→ GOAL OF THE EXERCISE
All entries must be extracted exactly, with nothing added or dropped.
- - -
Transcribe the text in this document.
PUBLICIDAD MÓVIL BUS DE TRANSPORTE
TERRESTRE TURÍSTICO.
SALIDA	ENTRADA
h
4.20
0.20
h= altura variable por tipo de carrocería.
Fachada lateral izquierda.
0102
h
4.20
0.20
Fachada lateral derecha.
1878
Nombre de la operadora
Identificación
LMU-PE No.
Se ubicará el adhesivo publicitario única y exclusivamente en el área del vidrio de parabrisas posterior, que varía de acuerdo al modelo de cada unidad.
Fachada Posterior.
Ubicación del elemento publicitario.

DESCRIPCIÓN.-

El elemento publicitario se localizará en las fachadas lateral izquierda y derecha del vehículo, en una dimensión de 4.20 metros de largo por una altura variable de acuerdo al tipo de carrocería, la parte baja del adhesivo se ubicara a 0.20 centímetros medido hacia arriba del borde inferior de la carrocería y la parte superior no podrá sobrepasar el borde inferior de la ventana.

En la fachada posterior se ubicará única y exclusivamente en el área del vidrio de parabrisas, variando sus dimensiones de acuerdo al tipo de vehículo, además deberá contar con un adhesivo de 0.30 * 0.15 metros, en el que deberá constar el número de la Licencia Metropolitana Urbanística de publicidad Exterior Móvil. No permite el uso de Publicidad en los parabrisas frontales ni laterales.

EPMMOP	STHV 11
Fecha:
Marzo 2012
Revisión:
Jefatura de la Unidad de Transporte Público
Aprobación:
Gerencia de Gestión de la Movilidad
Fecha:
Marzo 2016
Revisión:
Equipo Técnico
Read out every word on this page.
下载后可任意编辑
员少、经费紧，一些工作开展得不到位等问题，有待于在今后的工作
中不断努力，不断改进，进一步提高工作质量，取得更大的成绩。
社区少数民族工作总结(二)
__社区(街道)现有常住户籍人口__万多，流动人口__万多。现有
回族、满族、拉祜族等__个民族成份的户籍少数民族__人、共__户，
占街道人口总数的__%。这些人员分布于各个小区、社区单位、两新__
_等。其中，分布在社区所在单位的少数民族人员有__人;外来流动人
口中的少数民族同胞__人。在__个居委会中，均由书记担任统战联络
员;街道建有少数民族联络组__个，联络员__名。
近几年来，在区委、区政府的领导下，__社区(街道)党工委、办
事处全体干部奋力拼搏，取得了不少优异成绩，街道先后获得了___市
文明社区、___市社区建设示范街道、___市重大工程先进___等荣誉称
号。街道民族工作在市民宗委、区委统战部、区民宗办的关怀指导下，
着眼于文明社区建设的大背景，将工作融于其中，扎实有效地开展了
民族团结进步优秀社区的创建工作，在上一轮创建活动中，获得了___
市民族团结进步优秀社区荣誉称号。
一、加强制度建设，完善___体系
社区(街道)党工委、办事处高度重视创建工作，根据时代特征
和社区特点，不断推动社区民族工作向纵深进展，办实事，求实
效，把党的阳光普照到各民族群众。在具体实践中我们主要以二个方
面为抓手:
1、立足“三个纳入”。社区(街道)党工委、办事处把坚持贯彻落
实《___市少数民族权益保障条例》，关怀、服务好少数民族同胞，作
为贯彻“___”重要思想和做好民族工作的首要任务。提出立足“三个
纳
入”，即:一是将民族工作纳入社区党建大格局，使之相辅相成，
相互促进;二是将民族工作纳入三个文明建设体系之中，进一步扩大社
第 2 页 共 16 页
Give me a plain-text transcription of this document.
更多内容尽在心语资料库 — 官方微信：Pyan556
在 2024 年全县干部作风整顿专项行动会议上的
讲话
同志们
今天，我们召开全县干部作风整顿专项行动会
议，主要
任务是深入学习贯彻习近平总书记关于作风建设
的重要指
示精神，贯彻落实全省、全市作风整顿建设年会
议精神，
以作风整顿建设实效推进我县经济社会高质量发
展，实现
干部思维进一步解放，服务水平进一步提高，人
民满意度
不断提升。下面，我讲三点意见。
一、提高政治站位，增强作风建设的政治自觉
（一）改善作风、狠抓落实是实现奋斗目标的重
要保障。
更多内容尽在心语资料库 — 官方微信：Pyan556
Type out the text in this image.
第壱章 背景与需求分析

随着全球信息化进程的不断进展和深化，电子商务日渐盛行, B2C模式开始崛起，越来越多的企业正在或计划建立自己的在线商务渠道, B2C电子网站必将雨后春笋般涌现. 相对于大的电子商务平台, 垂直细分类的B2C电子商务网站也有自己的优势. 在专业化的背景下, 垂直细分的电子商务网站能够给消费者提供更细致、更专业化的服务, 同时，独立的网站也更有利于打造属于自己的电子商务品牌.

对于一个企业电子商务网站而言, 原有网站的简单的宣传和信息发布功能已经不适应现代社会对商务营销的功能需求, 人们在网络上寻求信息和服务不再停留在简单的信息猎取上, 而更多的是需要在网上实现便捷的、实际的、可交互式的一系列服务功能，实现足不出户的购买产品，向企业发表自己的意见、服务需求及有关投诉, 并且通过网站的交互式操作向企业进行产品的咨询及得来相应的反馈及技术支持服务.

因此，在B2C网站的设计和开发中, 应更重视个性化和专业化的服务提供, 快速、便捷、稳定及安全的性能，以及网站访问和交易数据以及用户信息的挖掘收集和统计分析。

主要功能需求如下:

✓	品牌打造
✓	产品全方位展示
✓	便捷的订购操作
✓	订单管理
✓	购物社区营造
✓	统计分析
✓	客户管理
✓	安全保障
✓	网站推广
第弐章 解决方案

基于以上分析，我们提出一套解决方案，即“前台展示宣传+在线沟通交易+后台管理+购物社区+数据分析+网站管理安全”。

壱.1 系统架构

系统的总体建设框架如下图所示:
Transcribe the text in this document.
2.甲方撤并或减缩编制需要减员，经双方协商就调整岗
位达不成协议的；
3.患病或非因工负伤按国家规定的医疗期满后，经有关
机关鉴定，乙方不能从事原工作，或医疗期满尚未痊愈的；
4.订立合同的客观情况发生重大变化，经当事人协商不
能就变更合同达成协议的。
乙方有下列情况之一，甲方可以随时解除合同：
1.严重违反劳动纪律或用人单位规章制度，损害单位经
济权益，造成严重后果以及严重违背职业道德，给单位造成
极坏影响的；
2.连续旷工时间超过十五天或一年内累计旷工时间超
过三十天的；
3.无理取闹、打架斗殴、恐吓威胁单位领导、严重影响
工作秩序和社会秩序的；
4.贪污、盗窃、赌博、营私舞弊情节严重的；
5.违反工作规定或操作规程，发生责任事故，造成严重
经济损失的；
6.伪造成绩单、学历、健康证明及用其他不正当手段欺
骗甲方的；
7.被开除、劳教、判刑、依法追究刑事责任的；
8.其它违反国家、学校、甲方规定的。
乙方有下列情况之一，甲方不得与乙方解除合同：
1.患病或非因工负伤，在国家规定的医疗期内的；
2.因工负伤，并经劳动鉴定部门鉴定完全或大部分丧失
- - -
→ RESULT BELOW
Transcribe the text in this document.
PUBLICIDAD MÓVIL BUS DE TRANSPORTE
TERRESTRE TURÍSTICO.
SALIDA	ENTRADA
h
4.20
0.20
h= altura variable por tipo de carrocería.
Fachada lateral izquierda.
0102
h
4.20
0.20
Fachada lateral derecha.
1878
Nombre de la operadora
Identificación
LMU-PE No.
Se ubicará el adhesivo publicitario única y exclusivamente en el área del vidrio de parabrisas posterior, que varía de acuerdo al modelo de cada unidad.
Fachada Posterior.
Ubicación del elemento publicitario.

DESCRIPCIÓN.-

El elemento publicitario se localizará en las fachadas lateral izquierda y derecha del vehículo, en una dimensión de 4.20 metros de largo por una altura variable de acuerdo al tipo de carrocería, la parte baja del adhesivo se ubicara a 0.20 centímetros medido hacia arriba del borde inferior de la carrocería y la parte superior no podrá sobrepasar el borde inferior de la ventana.

En la fachada posterior se ubicará única y exclusivamente en el área del vidrio de parabrisas, variando sus dimensiones de acuerdo al tipo de vehículo, además deberá contar con un adhesivo de 0.30 * 0.15 metros, en el que deberá constar el número de la Licencia Metropolitana Urbanística de publicidad Exterior Móvil. No permite el uso de Publicidad en los parabrisas frontales ni laterales.

EPMMOP	STHV 11
Fecha:
Marzo 2012
Revisión:
Jefatura de la Unidad de Transporte Público
Aprobación:
Gerencia de Gestión de la Movilidad
Fecha:
Marzo 2016
Revisión:
Equipo Técnico
Read out every word on this page.
下载后可任意编辑
员少、经费紧，一些工作开展得不到位等问题，有待于在今后的工作
中不断努力，不断改进，进一步提高工作质量，取得更大的成绩。
社区少数民族工作总结(二)
__社区(街道)现有常住户籍人口__万多，流动人口__万多。现有
回族、满族、拉祜族等__个民族成份的户籍少数民族__人、共__户，
占街道人口总数的__%。这些人员分布于各个小区、社区单位、两新__
_等。其中，分布在社区所在单位的少数民族人员有__人;外来流动人
口中的少数民族同胞__人。在__个居委会中，均由书记担任统战联络
员;街道建有少数民族联络组__个，联络员__名。
近几年来，在区委、区政府的领导下，__社区(街道)党工委、办
事处全体干部奋力拼搏，取得了不少优异成绩，街道先后获得了___市
文明社区、___市社区建设示范街道、___市重大工程先进___等荣誉称
号。街道民族工作在市民宗委、区委统战部、区民宗办的关怀指导下，
着眼于文明社区建设的大背景，将工作融于其中，扎实有效地开展了
民族团结进步优秀社区的创建工作，在上一轮创建活动中，获得了___
市民族团结进步优秀社区荣誉称号。
一、加强制度建设，完善___体系
社区(街道)党工委、办事处高度重视创建工作，根据时代特征
和社区特点，不断推动社区民族工作向纵深进展，办实事，求实
效，把党的阳光普照到各民族群众。在具体实践中我们主要以二个方
面为抓手:
1、立足“三个纳入”。社区(街道)党工委、办事处把坚持贯彻落
实《___市少数民族权益保障条例》，关怀、服务好少数民族同胞，作
为贯彻“___”重要思想和做好民族工作的首要任务。提出立足“三个
纳
入”，即:一是将民族工作纳入社区党建大格局，使之相辅相成，
相互促进;二是将民族工作纳入三个文明建设体系之中，进一步扩大社
第 2 页 共 16 页
Give me a plain-text transcription of this document.
更多内容尽在心语资料库 — 官方微信：Pyan556
在 2024 年全县干部作风整顿专项行动会议上的
讲话
同志们
今天，我们召开全县干部作风整顿专项行动会
议，主要
任务是深入学习贯彻习近平总书记关于作风建设
的重要指
示精神，贯彻落实全省、全市作风整顿建设年会
议精神，
以作风整顿建设实效推进我县经济社会高质量发
展，实现
干部思维进一步解放，服务水平进一步提高，人
民满意度
不断提升。下面，我讲三点意见。
一、提高政治站位，增强作风建设的政治自觉
（一）改善作风、狠抓落实是实现奋斗目标的重
要保障。
更多内容尽在心语资料库 — 官方微信：Pyan556
Type out the text in this image.
第壱章 背景与需求分析

随着全球信息化进程的不断进展和深化，电子商务日渐盛行, B2C模式开始崛起，越来越多的企业正在或计划建立自己的在线商务渠道, B2C电子网站必将雨后春笋般涌现. 相对于大的电子商务平台, 垂直细分类的B2C电子商务网站也有自己的优势. 在专业化的背景下, 垂直细分的电子商务网站能够给消费者提供更细致、更专业化的服务, 同时，独立的网站也更有利于打造属于自己的电子商务品牌.

对于一个企业电子商务网站而言, 原有网站的简单的宣传和信息发布功能已经不适应现代社会对商务营销的功能需求, 人们在网络上寻求信息和服务不再停留在简单的信息猎取上, 而更多的是需要在网上实现便捷的、实际的、可交互式的一系列服务功能，实现足不出户的购买产品，向企业发表自己的意见、服务需求及有关投诉, 并且通过网站的交互式操作向企业进行产品的咨询及得来相应的反馈及技术支持服务.

因此，在B2C网站的设计和开发中, 应更重视个性化和专业化的服务提供, 快速、便捷、稳定及安全的性能，以及网站访问和交易数据以及用户信息的挖掘收集和统计分析。

主要功能需求如下:

✓	品牌打造
✓	产品全方位展示
✓	便捷的订购操作
✓	订单管理
✓	购物社区营造
✓	统计分析
✓	客户管理
✓	安全保障
✓	网站推广
第弐章 解决方案

基于以上分析，我们提出一套解决方案，即“前台展示宣传+在线沟通交易+后台管理+购物社区+数据分析+网站管理安全”。

壱.1 系统架构

系统的总体建设框架如下图所示:
Transcribe the text in this document.
2.甲方撤并或减缩编制需要减员，经双方协商就调整岗
位达不成协议的；
3.患病或非因工负伤按国家规定的医疗期满后，经有关
机关鉴定，乙方不能从事原工作，或医疗期满尚未痊愈的；
4.订立合同的客观情况发生重大变化，经当事人协商不
能就变更合同达成协议的。
乙方有下列情况之一，甲方可以随时解除合同：
1.严重违反劳动纪律或用人单位规章制度，损害单位经
济权益，造成严重后果以及严重违背职业道德，给单位造成
极坏影响的；
2.连续旷工时间超过十五天或一年内累计旷工时间超
过三十天的；
3.无理取闹、打架斗殴、恐吓威胁单位领导、严重影响
工作秩序和社会秩序的；
4.贪污、盗窃、赌博、营私舞弊情节严重的；
5.违反工作规定或操作规程，发生责任事故，造成严重
经济损失的；
6.伪造成绩单、学历、健康证明及用其他不正当手段欺
骗甲方的；
7.被开除、劳教、判刑、依法追究刑事责任的；
8.其它违反国家、学校、甲方规定的。
乙方有下列情况之一，甲方不得与乙方解除合同：
1.患病或非因工负伤，在国家规定的医疗期内的；
2.因工负伤，并经劳动鉴定部门鉴定完全或大部分丧失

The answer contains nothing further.